Exercise:
Lines that include the word "from" are the ones to copy.

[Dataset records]
-=-=-=-=-

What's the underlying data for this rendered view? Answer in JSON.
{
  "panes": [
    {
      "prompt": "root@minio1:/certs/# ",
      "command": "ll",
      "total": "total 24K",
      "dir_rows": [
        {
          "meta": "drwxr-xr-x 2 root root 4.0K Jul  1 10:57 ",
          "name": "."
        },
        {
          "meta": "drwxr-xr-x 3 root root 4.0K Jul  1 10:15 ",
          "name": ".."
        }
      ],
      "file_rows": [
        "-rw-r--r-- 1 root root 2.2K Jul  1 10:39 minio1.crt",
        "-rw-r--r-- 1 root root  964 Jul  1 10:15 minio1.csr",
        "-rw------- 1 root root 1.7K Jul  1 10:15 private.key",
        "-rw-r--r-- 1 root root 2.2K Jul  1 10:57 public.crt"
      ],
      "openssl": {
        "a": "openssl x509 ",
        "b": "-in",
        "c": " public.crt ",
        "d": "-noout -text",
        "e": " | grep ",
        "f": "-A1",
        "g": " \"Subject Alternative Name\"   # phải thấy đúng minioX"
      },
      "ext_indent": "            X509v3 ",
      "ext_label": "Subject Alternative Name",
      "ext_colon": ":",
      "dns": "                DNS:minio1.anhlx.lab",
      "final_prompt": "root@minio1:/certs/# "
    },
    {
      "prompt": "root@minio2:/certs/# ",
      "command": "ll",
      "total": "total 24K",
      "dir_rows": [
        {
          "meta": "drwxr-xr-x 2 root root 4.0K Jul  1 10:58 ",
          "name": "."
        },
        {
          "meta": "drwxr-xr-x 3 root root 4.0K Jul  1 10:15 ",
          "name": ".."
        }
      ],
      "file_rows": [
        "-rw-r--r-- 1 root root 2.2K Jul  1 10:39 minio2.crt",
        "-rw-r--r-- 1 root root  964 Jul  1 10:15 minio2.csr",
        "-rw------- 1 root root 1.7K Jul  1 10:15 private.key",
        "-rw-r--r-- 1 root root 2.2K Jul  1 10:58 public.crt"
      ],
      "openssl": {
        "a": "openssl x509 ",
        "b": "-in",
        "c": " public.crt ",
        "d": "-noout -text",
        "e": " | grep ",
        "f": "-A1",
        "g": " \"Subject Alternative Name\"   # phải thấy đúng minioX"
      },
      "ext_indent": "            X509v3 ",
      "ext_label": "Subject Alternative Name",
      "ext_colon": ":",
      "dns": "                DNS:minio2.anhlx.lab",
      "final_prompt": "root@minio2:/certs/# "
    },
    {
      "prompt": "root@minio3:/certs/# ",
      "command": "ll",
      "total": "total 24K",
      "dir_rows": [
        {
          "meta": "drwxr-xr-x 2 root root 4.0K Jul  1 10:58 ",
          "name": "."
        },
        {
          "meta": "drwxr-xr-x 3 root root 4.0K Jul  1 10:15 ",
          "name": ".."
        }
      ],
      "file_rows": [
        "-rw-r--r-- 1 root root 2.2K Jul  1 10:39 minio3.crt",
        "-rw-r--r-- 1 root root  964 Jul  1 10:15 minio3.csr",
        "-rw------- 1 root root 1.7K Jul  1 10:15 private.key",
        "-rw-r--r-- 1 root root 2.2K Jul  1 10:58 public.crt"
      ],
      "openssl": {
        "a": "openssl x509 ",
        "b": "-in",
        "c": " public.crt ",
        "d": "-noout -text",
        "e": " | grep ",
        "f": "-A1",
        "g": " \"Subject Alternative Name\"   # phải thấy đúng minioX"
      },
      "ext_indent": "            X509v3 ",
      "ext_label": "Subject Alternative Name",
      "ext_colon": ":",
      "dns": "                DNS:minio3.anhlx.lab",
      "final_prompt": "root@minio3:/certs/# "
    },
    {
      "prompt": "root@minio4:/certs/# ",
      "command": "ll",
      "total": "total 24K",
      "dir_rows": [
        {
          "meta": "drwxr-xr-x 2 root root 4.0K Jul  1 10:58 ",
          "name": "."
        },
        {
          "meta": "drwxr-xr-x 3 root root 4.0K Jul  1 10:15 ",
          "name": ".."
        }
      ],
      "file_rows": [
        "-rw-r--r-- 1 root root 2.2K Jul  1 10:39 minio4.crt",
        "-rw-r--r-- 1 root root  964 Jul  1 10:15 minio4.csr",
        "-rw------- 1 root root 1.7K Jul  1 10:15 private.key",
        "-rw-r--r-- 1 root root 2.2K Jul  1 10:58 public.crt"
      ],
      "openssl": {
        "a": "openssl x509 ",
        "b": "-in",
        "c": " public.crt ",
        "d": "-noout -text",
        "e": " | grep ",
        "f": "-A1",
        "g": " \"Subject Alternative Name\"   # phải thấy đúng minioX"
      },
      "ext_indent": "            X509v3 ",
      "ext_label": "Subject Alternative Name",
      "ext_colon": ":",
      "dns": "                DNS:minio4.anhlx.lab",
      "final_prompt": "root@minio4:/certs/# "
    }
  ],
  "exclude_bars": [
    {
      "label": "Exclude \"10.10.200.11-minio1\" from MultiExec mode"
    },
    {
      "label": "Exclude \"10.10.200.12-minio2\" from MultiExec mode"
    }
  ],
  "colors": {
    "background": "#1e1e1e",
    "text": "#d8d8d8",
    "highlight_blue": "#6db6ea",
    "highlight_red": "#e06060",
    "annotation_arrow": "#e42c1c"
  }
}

-=-=-=-=-

Output:
      "label": "Exclude \"10.10.200.11-minio1\" from MultiExec mode"
      "label": "Exclude \"10.10.200.12-minio2\" from MultiExec mode"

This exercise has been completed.